───── DATA SECTION ─────

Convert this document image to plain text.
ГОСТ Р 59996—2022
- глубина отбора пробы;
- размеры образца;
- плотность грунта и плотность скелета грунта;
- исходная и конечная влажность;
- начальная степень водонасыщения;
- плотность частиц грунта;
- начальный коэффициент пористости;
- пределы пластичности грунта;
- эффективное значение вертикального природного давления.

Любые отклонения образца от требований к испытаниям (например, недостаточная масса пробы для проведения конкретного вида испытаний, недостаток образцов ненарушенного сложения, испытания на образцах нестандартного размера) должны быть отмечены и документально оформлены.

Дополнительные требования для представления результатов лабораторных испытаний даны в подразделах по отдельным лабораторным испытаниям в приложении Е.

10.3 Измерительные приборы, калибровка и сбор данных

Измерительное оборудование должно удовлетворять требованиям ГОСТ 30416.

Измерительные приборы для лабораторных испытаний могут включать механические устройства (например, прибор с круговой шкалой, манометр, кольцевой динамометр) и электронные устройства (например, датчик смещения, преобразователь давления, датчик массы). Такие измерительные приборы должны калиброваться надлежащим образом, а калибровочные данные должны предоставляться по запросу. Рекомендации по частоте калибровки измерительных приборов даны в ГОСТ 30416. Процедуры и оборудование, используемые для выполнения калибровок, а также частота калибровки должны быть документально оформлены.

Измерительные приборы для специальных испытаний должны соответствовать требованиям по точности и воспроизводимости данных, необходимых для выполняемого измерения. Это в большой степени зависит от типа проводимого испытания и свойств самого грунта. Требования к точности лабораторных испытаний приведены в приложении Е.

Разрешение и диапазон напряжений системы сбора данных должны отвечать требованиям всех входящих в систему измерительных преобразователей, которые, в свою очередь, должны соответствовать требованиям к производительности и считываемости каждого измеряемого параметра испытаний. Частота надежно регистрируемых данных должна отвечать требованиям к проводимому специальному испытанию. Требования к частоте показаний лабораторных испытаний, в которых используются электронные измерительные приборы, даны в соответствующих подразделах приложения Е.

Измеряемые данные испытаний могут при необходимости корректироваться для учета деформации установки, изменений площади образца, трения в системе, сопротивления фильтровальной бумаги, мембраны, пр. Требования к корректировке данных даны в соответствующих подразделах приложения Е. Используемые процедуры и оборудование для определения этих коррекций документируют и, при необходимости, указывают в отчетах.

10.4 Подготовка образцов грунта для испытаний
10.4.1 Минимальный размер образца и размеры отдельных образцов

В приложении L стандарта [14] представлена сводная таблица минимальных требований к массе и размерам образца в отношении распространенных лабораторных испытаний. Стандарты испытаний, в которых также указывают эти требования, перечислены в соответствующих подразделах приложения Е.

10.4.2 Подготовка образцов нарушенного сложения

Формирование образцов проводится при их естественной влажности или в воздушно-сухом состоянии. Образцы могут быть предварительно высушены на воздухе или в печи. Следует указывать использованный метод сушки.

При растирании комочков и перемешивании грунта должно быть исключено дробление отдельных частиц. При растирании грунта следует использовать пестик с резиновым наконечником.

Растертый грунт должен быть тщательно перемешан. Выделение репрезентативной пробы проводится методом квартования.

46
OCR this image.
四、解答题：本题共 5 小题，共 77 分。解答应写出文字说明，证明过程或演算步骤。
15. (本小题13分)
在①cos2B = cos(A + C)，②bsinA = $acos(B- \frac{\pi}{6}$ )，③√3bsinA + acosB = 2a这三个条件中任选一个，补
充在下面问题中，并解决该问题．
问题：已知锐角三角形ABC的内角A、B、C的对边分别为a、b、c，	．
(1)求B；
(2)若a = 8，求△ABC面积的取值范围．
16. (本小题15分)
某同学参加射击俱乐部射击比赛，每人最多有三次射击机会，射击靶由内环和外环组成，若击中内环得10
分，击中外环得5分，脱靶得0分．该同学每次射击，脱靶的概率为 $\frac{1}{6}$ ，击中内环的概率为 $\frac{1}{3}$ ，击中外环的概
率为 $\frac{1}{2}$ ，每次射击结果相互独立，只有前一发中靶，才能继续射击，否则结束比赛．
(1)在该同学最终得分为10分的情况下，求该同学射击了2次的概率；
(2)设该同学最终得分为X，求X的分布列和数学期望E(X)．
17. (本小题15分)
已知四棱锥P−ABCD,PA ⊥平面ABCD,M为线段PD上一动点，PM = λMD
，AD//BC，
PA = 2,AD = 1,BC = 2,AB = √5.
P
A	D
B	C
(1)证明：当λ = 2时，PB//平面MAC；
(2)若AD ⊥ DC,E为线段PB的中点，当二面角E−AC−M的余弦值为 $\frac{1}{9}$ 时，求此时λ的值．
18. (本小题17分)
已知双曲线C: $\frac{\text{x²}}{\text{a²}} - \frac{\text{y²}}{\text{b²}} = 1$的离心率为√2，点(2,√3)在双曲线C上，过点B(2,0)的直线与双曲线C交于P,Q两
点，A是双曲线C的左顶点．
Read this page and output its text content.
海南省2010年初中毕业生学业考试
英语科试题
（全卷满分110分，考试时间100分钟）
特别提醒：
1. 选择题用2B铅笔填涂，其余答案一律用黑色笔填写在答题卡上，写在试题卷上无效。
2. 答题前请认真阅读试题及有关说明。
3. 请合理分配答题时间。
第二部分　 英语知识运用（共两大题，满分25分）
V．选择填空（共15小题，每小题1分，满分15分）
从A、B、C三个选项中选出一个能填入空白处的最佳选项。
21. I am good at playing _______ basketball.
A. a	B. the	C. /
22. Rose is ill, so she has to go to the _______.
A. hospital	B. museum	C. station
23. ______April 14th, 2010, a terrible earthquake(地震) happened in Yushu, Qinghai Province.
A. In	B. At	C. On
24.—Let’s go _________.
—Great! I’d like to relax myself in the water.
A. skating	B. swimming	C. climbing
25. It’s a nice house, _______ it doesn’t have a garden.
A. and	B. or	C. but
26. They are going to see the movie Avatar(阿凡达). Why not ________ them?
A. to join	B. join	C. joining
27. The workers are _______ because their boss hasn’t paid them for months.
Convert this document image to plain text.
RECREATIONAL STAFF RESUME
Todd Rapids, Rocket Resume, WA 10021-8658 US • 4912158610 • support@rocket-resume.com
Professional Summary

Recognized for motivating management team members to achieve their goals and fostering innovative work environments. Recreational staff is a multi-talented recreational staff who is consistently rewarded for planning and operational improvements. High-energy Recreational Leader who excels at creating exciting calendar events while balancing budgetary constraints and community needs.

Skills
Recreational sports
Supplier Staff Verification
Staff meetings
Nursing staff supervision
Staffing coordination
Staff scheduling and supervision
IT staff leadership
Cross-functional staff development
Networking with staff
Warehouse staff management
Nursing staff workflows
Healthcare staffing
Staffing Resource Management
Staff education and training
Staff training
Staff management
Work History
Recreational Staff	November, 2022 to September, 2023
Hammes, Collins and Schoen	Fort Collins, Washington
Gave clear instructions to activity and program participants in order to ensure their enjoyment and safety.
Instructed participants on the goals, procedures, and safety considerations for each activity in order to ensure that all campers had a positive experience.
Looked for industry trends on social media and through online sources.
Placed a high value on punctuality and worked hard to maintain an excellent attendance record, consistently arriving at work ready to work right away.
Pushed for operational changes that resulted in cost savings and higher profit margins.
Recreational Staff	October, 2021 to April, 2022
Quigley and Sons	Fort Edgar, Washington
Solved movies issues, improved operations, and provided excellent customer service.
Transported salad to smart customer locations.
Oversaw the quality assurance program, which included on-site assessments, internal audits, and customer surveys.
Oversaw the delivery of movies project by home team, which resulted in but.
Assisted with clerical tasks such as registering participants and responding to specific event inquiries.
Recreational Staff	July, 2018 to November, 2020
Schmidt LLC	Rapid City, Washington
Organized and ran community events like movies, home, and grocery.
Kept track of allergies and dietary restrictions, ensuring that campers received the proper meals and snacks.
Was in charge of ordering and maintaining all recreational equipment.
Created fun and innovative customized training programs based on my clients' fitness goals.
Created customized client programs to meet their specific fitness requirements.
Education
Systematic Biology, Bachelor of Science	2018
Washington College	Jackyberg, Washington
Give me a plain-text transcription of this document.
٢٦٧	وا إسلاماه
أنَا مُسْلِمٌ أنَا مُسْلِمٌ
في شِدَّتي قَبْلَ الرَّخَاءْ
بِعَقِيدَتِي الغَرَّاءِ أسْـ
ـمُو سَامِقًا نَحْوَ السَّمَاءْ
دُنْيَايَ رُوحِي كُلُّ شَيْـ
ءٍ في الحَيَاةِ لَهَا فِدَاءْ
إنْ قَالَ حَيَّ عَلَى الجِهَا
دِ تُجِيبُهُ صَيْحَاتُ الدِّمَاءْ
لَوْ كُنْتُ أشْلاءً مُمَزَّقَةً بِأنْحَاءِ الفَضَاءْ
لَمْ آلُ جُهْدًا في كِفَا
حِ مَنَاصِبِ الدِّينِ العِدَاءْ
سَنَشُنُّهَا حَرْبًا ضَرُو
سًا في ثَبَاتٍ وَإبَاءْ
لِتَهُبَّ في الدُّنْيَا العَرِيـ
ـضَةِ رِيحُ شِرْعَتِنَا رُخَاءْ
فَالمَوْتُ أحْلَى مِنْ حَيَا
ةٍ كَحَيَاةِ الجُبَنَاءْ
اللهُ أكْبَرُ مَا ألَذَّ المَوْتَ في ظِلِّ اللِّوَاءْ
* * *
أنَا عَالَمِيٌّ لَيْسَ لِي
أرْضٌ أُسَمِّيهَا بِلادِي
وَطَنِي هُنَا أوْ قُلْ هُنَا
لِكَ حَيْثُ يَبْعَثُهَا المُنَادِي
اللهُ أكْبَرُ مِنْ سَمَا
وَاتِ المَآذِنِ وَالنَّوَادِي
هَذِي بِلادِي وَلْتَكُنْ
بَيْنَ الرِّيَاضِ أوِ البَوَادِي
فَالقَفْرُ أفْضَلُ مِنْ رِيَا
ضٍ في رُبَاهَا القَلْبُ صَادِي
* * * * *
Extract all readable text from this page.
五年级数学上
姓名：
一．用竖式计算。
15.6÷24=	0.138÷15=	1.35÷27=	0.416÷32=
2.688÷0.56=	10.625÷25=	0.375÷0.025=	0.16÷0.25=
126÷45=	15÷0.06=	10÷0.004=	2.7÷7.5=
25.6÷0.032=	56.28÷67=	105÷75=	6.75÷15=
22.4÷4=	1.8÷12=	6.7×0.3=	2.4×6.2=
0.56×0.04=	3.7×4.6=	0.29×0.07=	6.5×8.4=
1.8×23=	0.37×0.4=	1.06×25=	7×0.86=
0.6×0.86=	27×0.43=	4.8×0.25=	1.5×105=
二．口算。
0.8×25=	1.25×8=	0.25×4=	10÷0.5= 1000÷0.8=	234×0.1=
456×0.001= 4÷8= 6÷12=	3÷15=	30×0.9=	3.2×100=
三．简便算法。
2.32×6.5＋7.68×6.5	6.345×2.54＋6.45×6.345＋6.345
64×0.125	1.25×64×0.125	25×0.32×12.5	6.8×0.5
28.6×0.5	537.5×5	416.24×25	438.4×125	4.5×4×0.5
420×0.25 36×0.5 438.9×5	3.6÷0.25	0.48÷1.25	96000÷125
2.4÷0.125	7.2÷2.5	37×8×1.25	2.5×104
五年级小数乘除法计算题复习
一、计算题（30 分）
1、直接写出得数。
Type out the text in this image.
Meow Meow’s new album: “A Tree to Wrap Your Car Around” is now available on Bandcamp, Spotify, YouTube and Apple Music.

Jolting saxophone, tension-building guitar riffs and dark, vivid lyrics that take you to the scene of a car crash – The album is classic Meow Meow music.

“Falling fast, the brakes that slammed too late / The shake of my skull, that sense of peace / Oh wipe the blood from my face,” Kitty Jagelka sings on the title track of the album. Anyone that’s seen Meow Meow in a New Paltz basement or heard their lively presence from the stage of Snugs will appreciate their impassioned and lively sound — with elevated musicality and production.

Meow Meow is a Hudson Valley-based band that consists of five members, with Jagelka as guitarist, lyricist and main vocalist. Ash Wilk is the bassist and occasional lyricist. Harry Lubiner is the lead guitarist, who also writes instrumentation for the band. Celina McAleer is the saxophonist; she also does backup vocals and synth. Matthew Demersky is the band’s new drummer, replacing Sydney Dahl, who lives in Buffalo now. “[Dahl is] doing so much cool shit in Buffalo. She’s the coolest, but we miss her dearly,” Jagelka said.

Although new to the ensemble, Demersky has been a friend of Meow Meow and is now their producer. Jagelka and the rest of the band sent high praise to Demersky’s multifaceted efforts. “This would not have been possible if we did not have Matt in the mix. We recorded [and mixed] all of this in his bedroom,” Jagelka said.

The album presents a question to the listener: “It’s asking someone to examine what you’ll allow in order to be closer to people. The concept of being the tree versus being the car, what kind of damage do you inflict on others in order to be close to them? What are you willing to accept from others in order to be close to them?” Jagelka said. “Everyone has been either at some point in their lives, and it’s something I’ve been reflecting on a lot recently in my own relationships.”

─────

- [DIRECTION]
Extract all lines of the records above that include "supervision".

- [RESULT FOR THIS EXERCISE]
Nursing staff supervision
Staff scheduling and supervision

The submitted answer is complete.